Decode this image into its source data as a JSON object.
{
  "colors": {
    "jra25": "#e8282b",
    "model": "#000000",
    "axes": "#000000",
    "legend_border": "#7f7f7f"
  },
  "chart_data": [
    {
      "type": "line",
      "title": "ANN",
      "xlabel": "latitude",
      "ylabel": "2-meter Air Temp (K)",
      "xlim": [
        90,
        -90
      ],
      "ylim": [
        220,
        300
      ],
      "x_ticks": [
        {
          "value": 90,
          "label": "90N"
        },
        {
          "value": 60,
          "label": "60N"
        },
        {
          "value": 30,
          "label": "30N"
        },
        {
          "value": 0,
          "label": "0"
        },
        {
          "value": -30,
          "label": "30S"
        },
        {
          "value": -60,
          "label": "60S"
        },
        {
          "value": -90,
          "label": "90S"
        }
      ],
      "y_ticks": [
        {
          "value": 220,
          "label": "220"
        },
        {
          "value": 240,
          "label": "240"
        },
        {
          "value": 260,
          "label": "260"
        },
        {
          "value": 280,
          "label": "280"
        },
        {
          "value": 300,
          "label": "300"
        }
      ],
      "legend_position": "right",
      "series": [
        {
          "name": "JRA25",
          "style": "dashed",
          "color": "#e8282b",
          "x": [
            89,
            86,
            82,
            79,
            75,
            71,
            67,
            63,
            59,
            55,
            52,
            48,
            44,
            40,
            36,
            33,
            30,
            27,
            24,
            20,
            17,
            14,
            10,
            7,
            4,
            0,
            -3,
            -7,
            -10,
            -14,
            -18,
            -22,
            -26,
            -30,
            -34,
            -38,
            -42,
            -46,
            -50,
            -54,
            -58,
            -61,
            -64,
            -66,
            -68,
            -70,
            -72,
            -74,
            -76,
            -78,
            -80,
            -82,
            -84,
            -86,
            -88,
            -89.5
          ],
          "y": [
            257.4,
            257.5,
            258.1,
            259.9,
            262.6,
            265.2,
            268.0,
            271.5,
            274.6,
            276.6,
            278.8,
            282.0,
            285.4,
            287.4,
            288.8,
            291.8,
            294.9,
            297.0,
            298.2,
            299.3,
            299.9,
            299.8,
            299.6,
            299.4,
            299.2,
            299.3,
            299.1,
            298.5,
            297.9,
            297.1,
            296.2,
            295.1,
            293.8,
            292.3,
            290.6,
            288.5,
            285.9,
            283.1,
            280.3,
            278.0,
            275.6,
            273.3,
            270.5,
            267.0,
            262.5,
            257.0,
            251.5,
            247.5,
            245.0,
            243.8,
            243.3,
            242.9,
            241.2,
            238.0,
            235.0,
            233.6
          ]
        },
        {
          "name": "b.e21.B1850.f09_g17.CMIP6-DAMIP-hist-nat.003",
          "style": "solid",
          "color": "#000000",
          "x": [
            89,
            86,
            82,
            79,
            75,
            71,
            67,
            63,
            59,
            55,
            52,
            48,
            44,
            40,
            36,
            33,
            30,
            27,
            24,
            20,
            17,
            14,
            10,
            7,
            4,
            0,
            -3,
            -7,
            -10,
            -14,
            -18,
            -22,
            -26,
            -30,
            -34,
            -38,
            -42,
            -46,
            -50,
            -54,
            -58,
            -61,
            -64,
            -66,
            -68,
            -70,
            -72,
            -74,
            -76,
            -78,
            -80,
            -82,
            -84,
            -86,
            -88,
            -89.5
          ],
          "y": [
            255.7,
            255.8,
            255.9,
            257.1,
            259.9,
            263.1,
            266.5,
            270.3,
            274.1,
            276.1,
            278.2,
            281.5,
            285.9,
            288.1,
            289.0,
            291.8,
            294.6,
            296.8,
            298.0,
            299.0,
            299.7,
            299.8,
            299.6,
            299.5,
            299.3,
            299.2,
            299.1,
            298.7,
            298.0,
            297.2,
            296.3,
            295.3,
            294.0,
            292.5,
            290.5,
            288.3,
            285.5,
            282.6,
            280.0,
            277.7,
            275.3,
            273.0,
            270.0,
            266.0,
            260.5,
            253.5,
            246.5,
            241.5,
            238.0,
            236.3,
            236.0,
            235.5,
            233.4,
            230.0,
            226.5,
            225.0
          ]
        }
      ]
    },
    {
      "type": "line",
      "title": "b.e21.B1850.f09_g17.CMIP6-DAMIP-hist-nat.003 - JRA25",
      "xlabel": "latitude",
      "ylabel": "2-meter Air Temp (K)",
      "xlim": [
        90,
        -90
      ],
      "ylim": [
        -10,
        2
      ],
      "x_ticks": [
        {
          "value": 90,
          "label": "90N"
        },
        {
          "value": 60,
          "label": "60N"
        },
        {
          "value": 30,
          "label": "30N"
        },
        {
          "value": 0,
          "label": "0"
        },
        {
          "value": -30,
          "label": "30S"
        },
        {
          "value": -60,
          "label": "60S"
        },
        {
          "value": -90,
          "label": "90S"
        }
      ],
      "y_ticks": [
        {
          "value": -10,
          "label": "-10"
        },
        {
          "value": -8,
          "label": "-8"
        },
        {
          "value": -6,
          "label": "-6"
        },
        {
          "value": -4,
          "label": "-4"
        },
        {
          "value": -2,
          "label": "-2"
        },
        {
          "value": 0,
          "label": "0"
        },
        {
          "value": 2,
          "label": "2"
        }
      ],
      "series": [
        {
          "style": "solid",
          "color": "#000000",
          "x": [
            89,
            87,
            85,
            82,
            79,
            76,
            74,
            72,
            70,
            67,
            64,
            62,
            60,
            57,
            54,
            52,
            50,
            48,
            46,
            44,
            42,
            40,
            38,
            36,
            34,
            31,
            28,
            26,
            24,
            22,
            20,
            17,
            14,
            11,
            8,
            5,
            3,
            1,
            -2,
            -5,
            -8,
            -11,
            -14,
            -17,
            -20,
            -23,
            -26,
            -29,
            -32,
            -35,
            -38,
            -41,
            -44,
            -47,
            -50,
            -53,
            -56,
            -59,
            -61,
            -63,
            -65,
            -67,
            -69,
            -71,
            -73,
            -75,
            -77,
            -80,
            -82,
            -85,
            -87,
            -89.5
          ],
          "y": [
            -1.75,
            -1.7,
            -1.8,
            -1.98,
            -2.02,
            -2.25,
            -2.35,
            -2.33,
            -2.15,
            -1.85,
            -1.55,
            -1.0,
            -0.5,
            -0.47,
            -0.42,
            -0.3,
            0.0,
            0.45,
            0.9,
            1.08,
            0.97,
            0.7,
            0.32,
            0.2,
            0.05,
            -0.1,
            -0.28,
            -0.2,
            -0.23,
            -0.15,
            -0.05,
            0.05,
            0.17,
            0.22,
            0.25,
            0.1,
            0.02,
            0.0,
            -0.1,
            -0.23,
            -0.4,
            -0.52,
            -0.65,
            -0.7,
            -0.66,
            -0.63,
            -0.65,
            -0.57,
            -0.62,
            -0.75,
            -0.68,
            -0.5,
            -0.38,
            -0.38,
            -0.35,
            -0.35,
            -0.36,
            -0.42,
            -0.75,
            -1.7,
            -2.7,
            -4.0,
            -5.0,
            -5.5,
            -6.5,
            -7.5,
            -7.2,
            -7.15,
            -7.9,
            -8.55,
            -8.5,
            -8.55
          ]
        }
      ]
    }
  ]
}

# [Brief]
Take the data above and return it exactly.

# [Solution to this task]
Decode this image into its source data as a JSON object.
{
  "colors": {
    "jra25": "#e8282b",
    "model": "#000000",
    "axes": "#000000",
    "legend_border": "#7f7f7f"
  },
  "chart_data": [
    {
      "type": "line",
      "title": "ANN",
      "xlabel": "latitude",
      "ylabel": "2-meter Air Temp (K)",
      "xlim": [
        90,
        -90
      ],
      "ylim": [
        220,
        300
      ],
      "x_ticks": [
        {
          "value": 90,
          "label": "90N"
        },
        {
          "value": 60,
          "label": "60N"
        },
        {
          "value": 30,
          "label": "30N"
        },
        {
          "value": 0,
          "label": "0"
        },
        {
          "value": -30,
          "label": "30S"
        },
        {
          "value": -60,
          "label": "60S"
        },
        {
          "value": -90,
          "label": "90S"
        }
      ],
      "y_ticks": [
        {
          "value": 220,
          "label": "220"
        },
        {
          "value": 240,
          "label": "240"
        },
        {
          "value": 260,
          "label": "260"
        },
        {
          "value": 280,
          "label": "280"
        },
        {
          "value": 300,
          "label": "300"
        }
      ],
      "legend_position": "right",
      "series": [
        {
          "name": "JRA25",
          "style": "dashed",
          "color": "#e8282b",
          "x": [
            89,
            86,
            82,
            79,
            75,
            71,
            67,
            63,
            59,
            55,
            52,
            48,
            44,
            40,
            36,
            33,
            30,
            27,
            24,
            20,
            17,
            14,
            10,
            7,
            4,
            0,
            -3,
            -7,
            -10,
            -14,
            -18,
            -22,
            -26,
            -30,
            -34,
            -38,
            -42,
            -46,
            -50,
            -54,
            -58,
            -61,
            -64,
            -66,
            -68,
            -70,
            -72,
            -74,
            -76,
            -78,
            -80,
            -82,
            -84,
            -86,
            -88,
            -89.5
          ],
          "y": [
            257.4,
            257.5,
            258.1,
            259.9,
            262.6,
            265.2,
            268.0,
            271.5,
            274.6,
            276.6,
            278.8,
            282.0,
            285.4,
            287.4,
            288.8,
            291.8,
            294.9,
            297.0,
            298.2,
            299.3,
            299.9,
            299.8,
            299.6,
            299.4,
            299.2,
            299.3,
            299.1,
            298.5,
            297.9,
            297.1,
            296.2,
            295.1,
            293.8,
            292.3,
            290.6,
            288.5,
            285.9,
            283.1,
            280.3,
            278.0,
            275.6,
            273.3,
            270.5,
            267.0,
            262.5,
            257.0,
            251.5,
            247.5,
            245.0,
            243.8,
            243.3,
            242.9,
            241.2,
            238.0,
            235.0,
            233.6
          ]
        },
        {
          "name": "b.e21.B1850.f09_g17.CMIP6-DAMIP-hist-nat.003",
          "style": "solid",
          "color": "#000000",
          "x": [
            89,
            86,
            82,
            79,
            75,
            71,
            67,
            63,
            59,
            55,
            52,
            48,
            44,
            40,
            36,
            33,
            30,
            27,
            24,
            20,
            17,
            14,
            10,
            7,
            4,
            0,
            -3,
            -7,
            -10,
            -14,
            -18,
            -22,
            -26,
            -30,
            -34,
            -38,
            -42,
            -46,
            -50,
            -54,
            -58,
            -61,
            -64,
            -66,
            -68,
            -70,
            -72,
            -74,
            -76,
            -78,
            -80,
            -82,
            -84,
            -86,
            -88,
            -89.5
          ],
          "y": [
            255.7,
            255.8,
            255.9,
            257.1,
            259.9,
            263.1,
            266.5,
            270.3,
            274.1,
            276.1,
            278.2,
            281.5,
            285.9,
            288.1,
            289.0,
            291.8,
            294.6,
            296.8,
            298.0,
            299.0,
            299.7,
            299.8,
            299.6,
            299.5,
            299.3,
            299.2,
            299.1,
            298.7,
            298.0,
            297.2,
            296.3,
            295.3,
            294.0,
            292.5,
            290.5,
            288.3,
            285.5,
            282.6,
            280.0,
            277.7,
            275.3,
            273.0,
            270.0,
            266.0,
            260.5,
            253.5,
            246.5,
            241.5,
            238.0,
            236.3,
            236.0,
            235.5,
            233.4,
            230.0,
            226.5,
            225.0
          ]
        }
      ]
    },
    {
      "type": "line",
      "title": "b.e21.B1850.f09_g17.CMIP6-DAMIP-hist-nat.003 - JRA25",
      "xlabel": "latitude",
      "ylabel": "2-meter Air Temp (K)",
      "xlim": [
        90,
        -90
      ],
      "ylim": [
        -10,
        2
      ],
      "x_ticks": [
        {
          "value": 90,
          "label": "90N"
        },
        {
          "value": 60,
          "label": "60N"
        },
        {
          "value": 30,
          "label": "30N"
        },
        {
          "value": 0,
          "label": "0"
        },
        {
          "value": -30,
          "label": "30S"
        },
        {
          "value": -60,
          "label": "60S"
        },
        {
          "value": -90,
          "label": "90S"
        }
      ],
      "y_ticks": [
        {
          "value": -10,
          "label": "-10"
        },
        {
          "value": -8,
          "label": "-8"
        },
        {
          "value": -6,
          "label": "-6"
        },
        {
          "value": -4,
          "label": "-4"
        },
        {
          "value": -2,
          "label": "-2"
        },
        {
          "value": 0,
          "label": "0"
        },
        {
          "value": 2,
          "label": "2"
        }
      ],
      "series": [
        {
          "style": "solid",
          "color": "#000000",
          "x": [
            89,
            87,
            85,
            82,
            79,
            76,
            74,
            72,
            70,
            67,
            64,
            62,
            60,
            57,
            54,
            52,
            50,
            48,
            46,
            44,
            42,
            40,
            38,
            36,
            34,
            31,
            28,
            26,
            24,
            22,
            20,
            17,
            14,
            11,
            8,
            5,
            3,
            1,
            -2,
            -5,
            -8,
            -11,
            -14,
            -17,
            -20,
            -23,
            -26,
            -29,
            -32,
            -35,
            -38,
            -41,
            -44,
            -47,
            -50,
            -53,
            -56,
            -59,
            -61,
            -63,
            -65,
            -67,
            -69,
            -71,
            -73,
            -75,
            -77,
            -80,
            -82,
            -85,
            -87,
            -89.5
          ],
          "y": [
            -1.75,
            -1.7,
            -1.8,
            -1.98,
            -2.02,
            -2.25,
            -2.35,
            -2.33,
            -2.15,
            -1.85,
            -1.55,
            -1.0,
            -0.5,
            -0.47,
            -0.42,
            -0.3,
            0.0,
            0.45,
            0.9,
            1.08,
            0.97,
            0.7,
            0.32,
            0.2,
            0.05,
            -0.1,
            -0.28,
            -0.2,
            -0.23,
            -0.15,
            -0.05,
            0.05,
            0.17,
            0.22,
            0.25,
            0.1,
            0.02,
            0.0,
            -0.1,
            -0.23,
            -0.4,
            -0.52,
            -0.65,
            -0.7,
            -0.66,
            -0.63,
            -0.65,
            -0.57,
            -0.62,
            -0.75,
            -0.68,
            -0.5,
            -0.38,
            -0.38,
            -0.35,
            -0.35,
            -0.36,
            -0.42,
            -0.75,
            -1.7,
            -2.7,
            -4.0,
            -5.0,
            -5.5,
            -6.5,
            -7.5,
            -7.2,
            -7.15,
            -7.9,
            -8.55,
            -8.5,
            -8.55
          ]
        }
      ]
    }
  ]
}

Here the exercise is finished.